>> Begin Dataset entries
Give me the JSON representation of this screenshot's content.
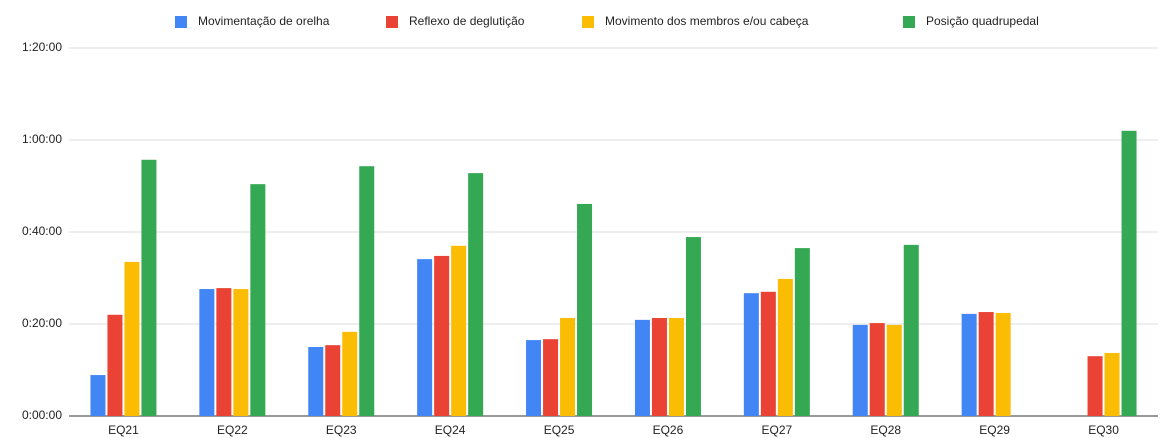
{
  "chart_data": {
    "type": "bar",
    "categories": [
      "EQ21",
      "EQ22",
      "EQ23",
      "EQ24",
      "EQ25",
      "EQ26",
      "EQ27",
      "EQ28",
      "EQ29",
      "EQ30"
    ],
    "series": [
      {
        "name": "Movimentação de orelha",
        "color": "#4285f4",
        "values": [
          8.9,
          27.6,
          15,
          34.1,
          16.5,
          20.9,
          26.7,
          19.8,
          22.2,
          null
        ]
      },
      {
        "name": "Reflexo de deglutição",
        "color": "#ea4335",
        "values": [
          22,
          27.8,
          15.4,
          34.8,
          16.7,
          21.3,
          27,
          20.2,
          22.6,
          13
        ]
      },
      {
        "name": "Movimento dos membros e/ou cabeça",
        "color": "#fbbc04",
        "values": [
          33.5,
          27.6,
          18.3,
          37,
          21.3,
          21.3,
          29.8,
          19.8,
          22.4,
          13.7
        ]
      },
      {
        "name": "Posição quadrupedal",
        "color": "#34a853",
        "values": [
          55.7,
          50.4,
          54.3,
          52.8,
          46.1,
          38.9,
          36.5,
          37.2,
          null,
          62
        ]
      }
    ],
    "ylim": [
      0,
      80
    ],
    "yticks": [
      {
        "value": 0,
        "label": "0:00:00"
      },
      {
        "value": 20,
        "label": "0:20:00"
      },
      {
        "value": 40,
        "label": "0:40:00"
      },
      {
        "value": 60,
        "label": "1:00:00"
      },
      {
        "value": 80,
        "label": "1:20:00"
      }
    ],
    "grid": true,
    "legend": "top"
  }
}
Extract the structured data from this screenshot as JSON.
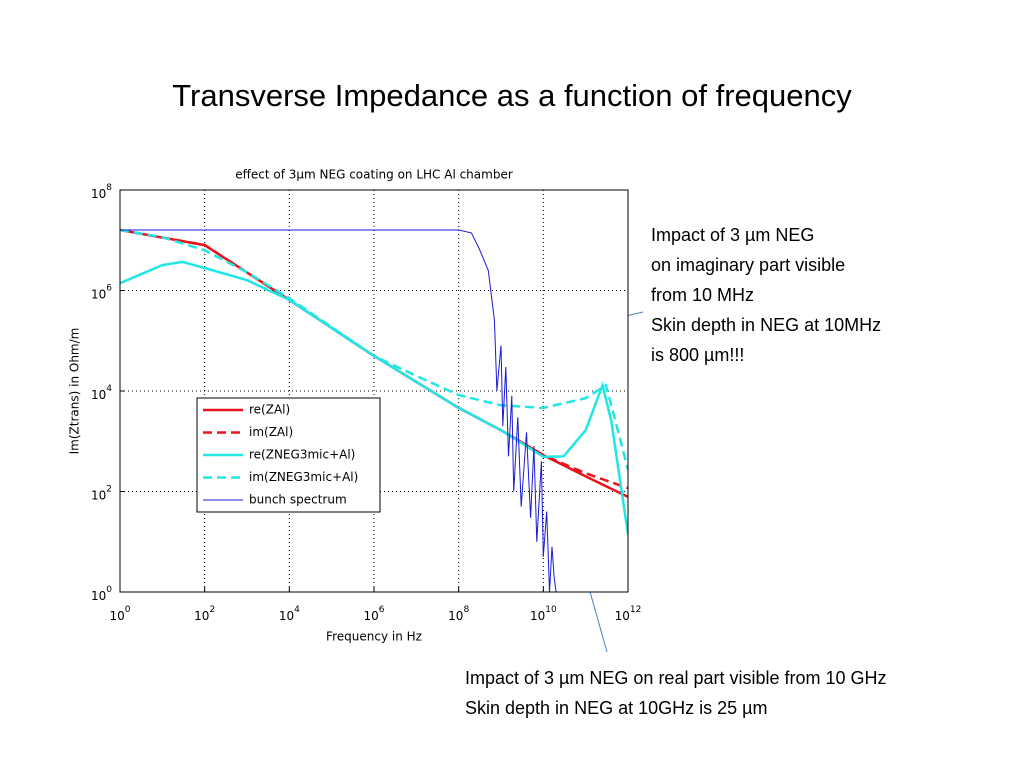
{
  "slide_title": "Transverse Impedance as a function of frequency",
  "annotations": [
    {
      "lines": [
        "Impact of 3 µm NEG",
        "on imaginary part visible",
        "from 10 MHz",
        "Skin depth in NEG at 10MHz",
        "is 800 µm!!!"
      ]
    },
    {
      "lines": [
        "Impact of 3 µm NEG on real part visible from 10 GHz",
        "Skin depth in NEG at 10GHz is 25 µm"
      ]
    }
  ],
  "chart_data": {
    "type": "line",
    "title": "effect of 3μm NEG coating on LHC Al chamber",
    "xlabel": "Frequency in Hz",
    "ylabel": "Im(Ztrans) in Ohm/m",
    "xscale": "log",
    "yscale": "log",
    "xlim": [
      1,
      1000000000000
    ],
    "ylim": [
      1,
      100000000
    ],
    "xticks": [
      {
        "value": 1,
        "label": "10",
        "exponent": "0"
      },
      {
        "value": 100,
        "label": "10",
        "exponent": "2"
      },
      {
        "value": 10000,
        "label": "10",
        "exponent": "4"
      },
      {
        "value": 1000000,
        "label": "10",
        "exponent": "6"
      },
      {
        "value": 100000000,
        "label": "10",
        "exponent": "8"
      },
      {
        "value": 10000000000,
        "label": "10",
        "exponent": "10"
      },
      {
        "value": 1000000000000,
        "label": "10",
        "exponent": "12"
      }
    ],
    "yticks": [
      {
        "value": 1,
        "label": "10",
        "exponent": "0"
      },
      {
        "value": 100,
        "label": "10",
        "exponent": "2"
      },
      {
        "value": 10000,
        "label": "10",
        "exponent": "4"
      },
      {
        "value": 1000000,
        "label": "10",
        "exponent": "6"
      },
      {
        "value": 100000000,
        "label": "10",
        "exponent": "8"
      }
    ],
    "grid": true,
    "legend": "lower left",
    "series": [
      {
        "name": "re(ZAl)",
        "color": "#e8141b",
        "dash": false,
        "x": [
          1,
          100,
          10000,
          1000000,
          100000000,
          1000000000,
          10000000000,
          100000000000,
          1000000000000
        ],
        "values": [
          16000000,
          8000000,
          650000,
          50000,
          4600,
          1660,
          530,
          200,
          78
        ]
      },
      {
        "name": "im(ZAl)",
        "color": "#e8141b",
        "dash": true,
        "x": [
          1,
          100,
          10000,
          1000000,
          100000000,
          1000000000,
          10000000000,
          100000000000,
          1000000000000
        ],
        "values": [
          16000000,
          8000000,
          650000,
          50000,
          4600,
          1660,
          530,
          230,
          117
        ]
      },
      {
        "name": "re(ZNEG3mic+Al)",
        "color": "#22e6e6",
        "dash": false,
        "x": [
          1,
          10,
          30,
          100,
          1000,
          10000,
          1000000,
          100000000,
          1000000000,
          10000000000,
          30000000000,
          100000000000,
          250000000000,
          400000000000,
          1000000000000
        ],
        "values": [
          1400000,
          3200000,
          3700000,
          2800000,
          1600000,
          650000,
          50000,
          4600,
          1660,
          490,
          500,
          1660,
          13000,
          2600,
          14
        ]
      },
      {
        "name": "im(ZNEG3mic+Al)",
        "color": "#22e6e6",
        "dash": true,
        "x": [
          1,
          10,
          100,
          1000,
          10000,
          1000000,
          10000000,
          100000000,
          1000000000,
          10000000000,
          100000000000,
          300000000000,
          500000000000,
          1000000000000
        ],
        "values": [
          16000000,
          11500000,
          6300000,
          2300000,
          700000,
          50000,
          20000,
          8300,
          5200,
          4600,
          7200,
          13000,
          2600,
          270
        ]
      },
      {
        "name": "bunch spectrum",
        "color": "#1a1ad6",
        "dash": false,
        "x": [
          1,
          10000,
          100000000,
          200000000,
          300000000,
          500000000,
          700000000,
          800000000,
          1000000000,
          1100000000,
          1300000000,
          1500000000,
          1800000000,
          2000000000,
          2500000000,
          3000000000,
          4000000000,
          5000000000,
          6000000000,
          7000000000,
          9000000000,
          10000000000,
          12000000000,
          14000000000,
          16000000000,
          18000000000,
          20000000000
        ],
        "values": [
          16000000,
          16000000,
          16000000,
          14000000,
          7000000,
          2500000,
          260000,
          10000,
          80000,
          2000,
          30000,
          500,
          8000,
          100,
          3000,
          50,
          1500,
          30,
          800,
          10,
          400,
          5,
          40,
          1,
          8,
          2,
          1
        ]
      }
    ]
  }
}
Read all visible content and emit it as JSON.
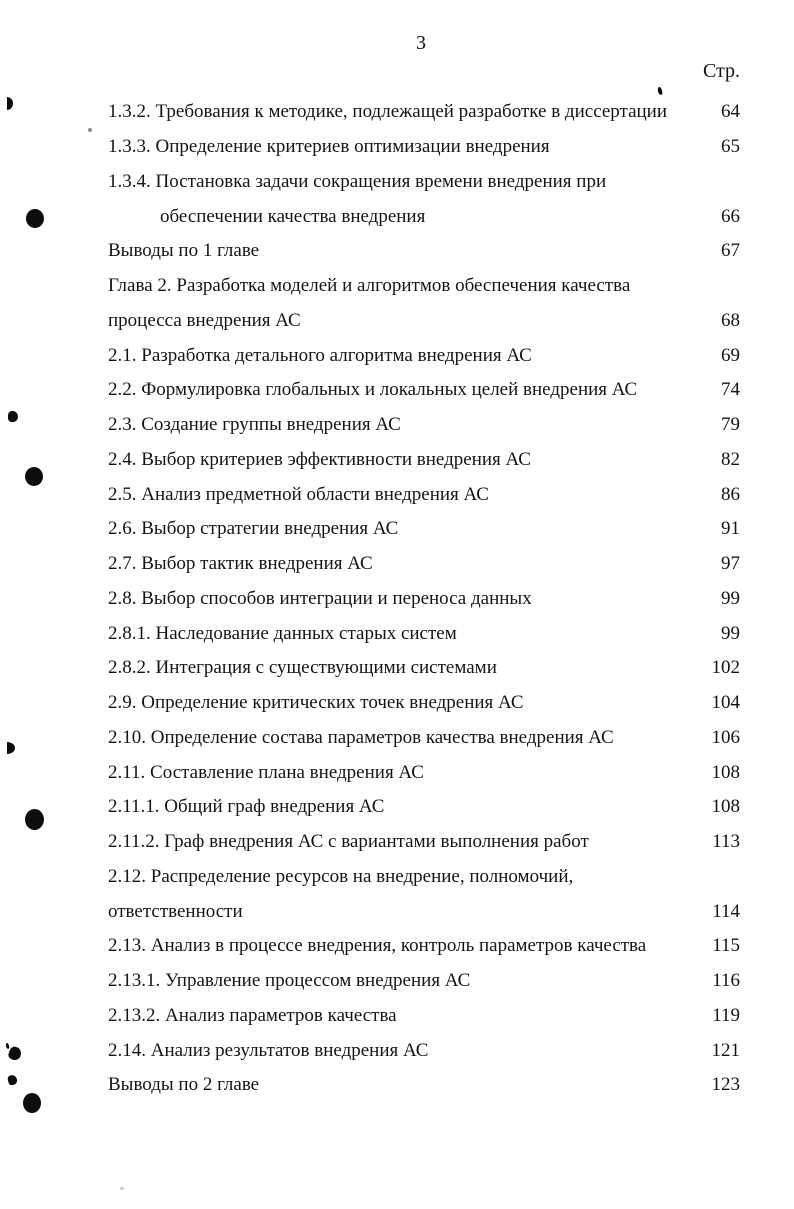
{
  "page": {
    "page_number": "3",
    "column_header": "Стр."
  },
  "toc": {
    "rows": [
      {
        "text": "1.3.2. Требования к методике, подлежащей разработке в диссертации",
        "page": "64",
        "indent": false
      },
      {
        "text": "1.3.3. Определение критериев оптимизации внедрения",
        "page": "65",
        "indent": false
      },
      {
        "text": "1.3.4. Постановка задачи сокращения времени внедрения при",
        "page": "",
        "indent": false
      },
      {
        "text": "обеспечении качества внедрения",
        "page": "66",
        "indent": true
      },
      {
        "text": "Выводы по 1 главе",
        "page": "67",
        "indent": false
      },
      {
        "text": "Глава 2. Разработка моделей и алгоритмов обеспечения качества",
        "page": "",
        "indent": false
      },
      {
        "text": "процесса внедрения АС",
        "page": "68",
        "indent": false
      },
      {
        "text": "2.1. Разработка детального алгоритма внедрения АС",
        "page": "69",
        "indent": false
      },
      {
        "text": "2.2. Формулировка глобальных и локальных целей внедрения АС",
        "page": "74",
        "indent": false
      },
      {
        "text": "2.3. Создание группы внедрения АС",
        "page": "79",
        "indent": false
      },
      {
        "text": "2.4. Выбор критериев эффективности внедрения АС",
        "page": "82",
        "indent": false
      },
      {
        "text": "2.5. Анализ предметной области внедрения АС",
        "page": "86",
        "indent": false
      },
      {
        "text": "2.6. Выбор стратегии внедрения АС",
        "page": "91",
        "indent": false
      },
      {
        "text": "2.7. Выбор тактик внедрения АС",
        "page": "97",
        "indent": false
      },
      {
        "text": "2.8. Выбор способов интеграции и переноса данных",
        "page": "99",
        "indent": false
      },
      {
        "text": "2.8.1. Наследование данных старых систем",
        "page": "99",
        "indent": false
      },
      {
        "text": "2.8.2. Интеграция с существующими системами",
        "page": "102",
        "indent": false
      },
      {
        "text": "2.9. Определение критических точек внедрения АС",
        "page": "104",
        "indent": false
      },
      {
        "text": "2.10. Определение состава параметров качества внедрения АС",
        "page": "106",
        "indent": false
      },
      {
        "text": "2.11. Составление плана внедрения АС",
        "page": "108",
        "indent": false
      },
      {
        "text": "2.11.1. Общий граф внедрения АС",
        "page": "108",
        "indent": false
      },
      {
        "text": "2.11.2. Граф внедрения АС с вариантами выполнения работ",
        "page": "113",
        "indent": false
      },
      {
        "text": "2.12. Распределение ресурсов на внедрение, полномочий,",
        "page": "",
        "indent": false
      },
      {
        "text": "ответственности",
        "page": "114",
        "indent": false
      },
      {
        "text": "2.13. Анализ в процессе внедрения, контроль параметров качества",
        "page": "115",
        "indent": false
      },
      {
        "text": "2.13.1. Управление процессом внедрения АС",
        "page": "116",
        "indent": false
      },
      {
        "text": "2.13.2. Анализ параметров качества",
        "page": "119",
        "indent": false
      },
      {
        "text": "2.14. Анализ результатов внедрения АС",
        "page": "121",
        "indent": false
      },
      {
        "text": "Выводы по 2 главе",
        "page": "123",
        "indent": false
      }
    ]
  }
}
>> End Dataset entries
Check each line of the entries above, and show every one holding the word "this".

Give me the JSON representation of this screenshot's content.
Extract the structured data from this screenshot as JSON.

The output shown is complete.